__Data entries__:

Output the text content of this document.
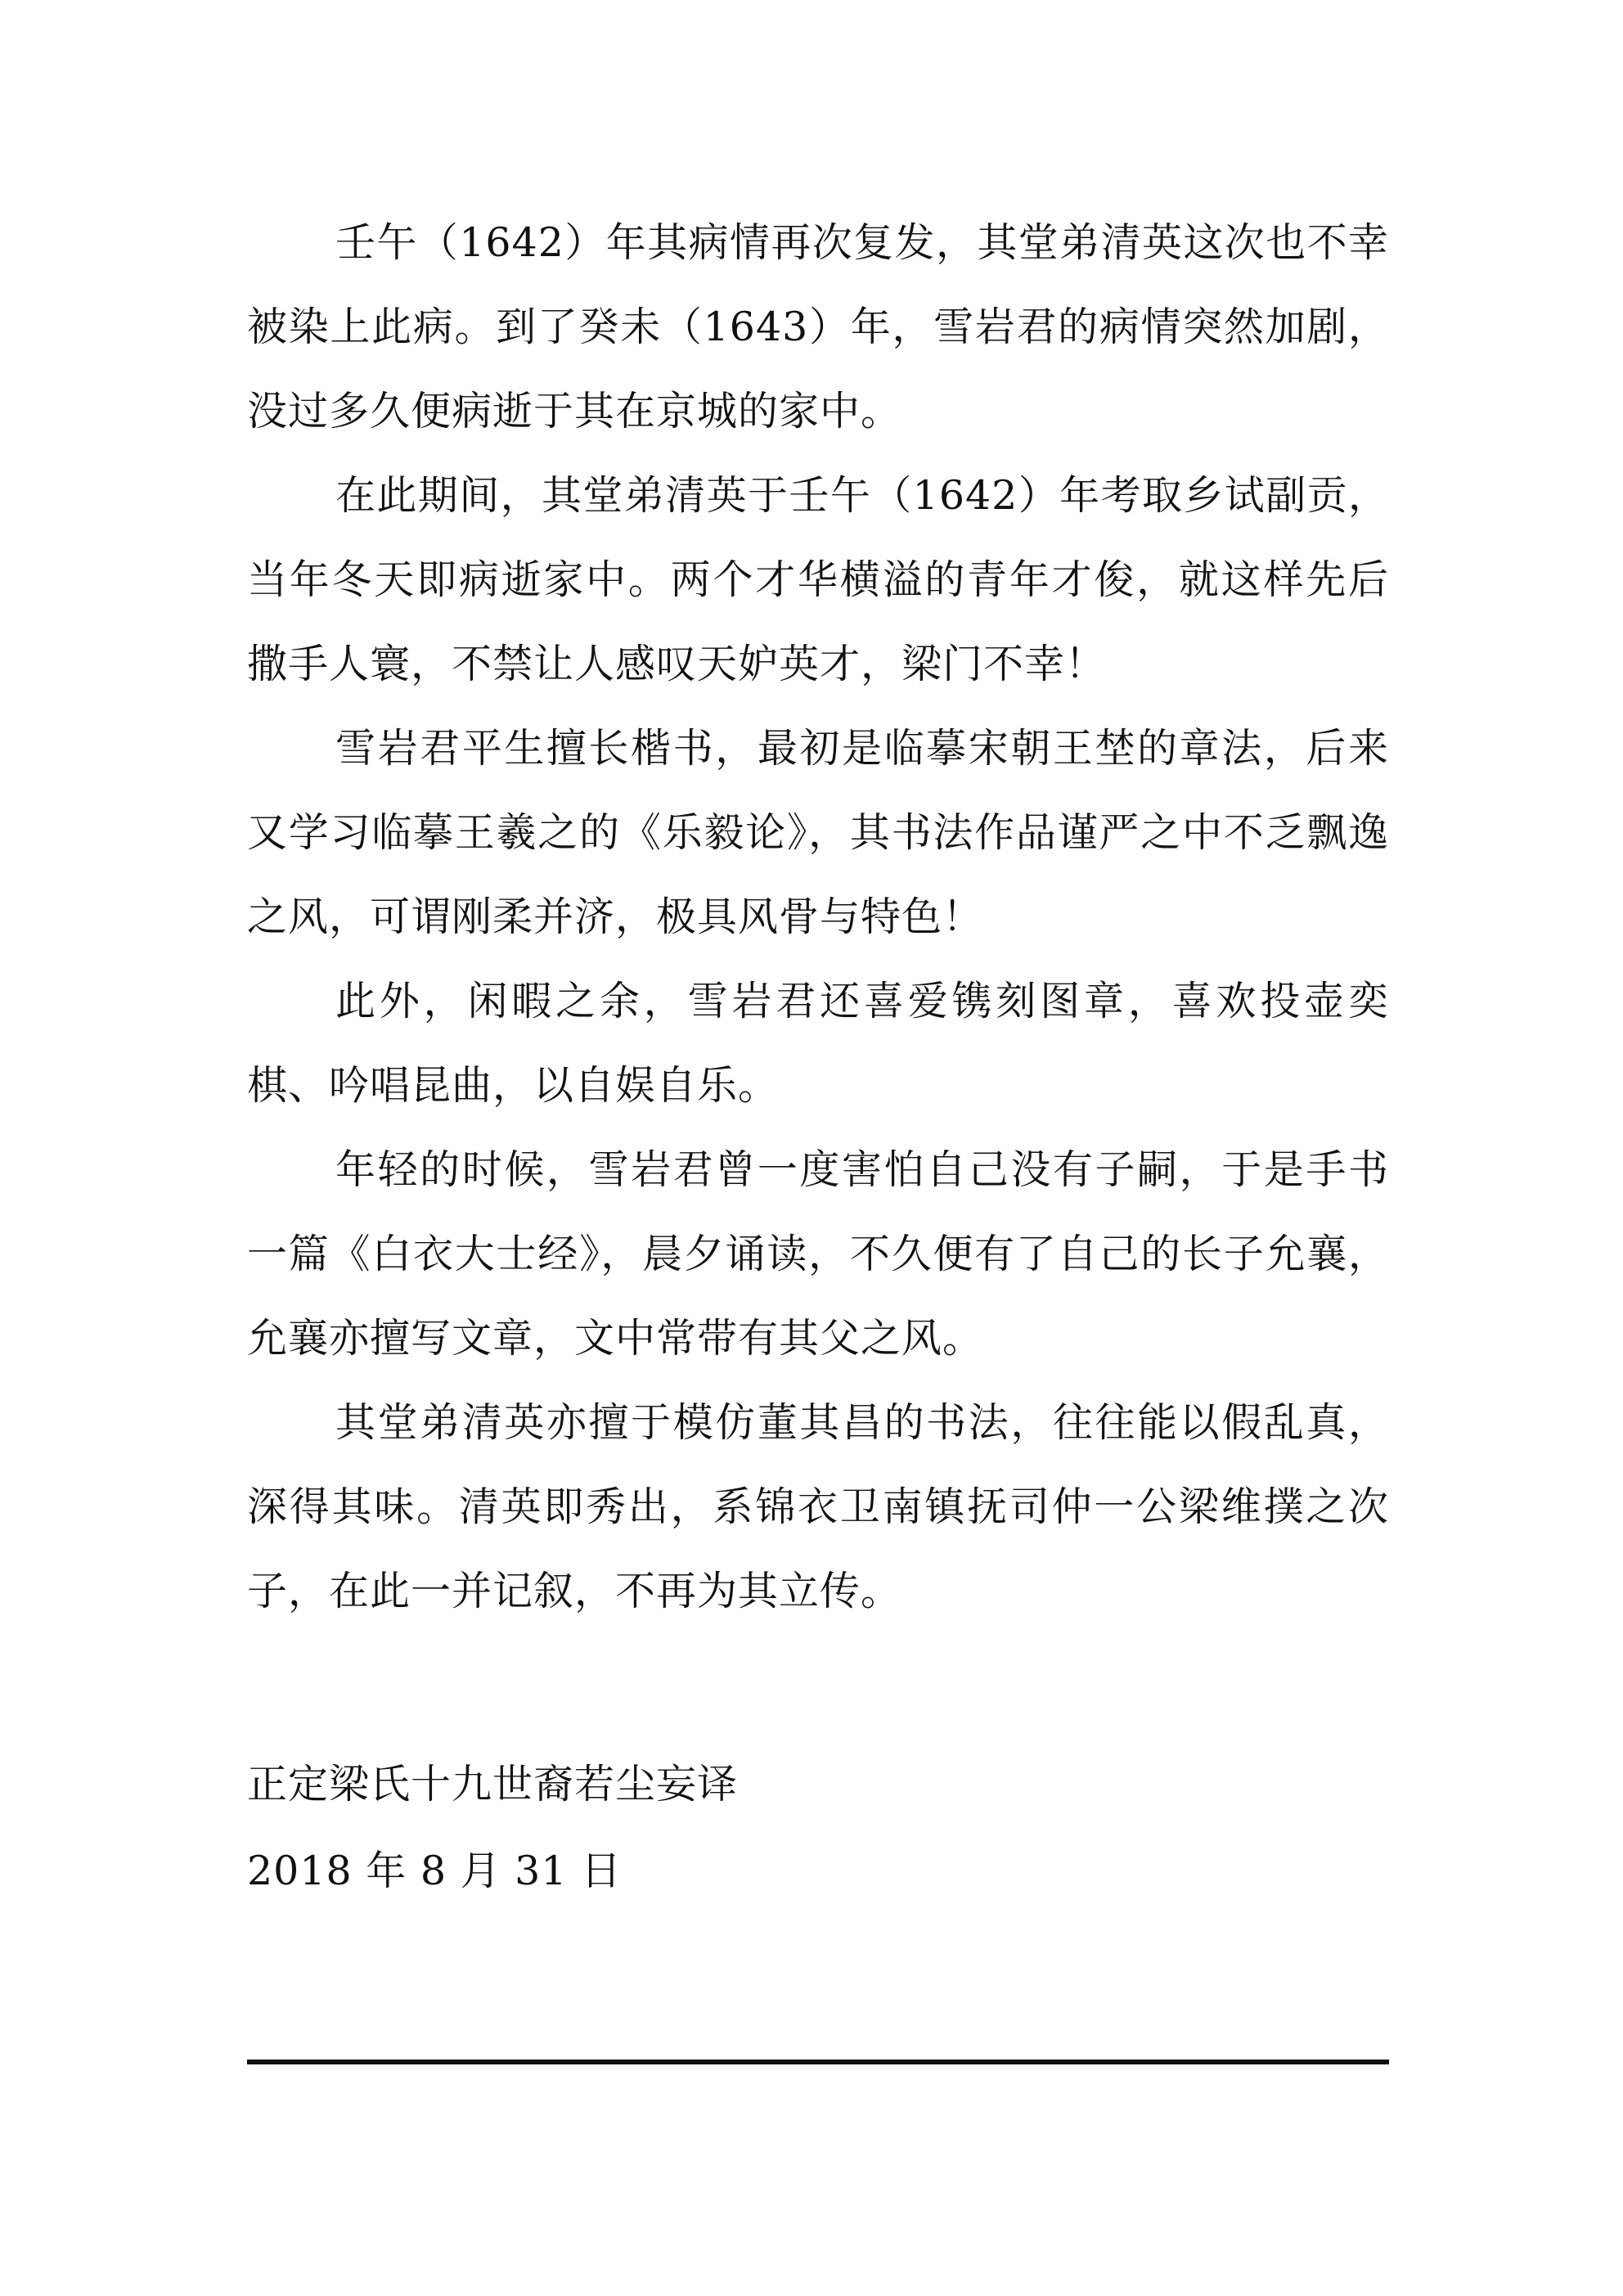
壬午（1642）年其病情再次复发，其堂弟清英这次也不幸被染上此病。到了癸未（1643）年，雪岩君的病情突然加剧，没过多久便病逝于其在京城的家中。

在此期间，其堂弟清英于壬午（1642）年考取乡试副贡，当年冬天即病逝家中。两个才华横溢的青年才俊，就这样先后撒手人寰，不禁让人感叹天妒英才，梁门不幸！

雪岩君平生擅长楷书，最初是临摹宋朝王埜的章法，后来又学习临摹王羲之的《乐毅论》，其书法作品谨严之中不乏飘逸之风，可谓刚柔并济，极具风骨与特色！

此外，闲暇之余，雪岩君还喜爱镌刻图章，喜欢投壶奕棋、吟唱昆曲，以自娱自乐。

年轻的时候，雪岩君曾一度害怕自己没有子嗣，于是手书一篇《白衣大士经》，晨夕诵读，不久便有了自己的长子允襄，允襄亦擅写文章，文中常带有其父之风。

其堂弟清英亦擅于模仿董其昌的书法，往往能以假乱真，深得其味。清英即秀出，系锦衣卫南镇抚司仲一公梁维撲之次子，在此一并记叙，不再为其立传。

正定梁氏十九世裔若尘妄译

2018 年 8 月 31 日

__Directions__:
Print every record above exactly as written, leaving out the pictures.

__Answer for the task__:
Output the text content of this document.
壬午（1642）年其病情再次复发，其堂弟清英这次也不幸被染上此病。到了癸未（1643）年，雪岩君的病情突然加剧，没过多久便病逝于其在京城的家中。

在此期间，其堂弟清英于壬午（1642）年考取乡试副贡，当年冬天即病逝家中。两个才华横溢的青年才俊，就这样先后撒手人寰，不禁让人感叹天妒英才，梁门不幸！

雪岩君平生擅长楷书，最初是临摹宋朝王埜的章法，后来又学习临摹王羲之的《乐毅论》，其书法作品谨严之中不乏飘逸之风，可谓刚柔并济，极具风骨与特色！

此外，闲暇之余，雪岩君还喜爱镌刻图章，喜欢投壶奕棋、吟唱昆曲，以自娱自乐。

年轻的时候，雪岩君曾一度害怕自己没有子嗣，于是手书一篇《白衣大士经》，晨夕诵读，不久便有了自己的长子允襄，允襄亦擅写文章，文中常带有其父之风。

其堂弟清英亦擅于模仿董其昌的书法，往往能以假乱真，深得其味。清英即秀出，系锦衣卫南镇抚司仲一公梁维撲之次子，在此一并记叙，不再为其立传。

正定梁氏十九世裔若尘妄译

2018 年 8 月 31 日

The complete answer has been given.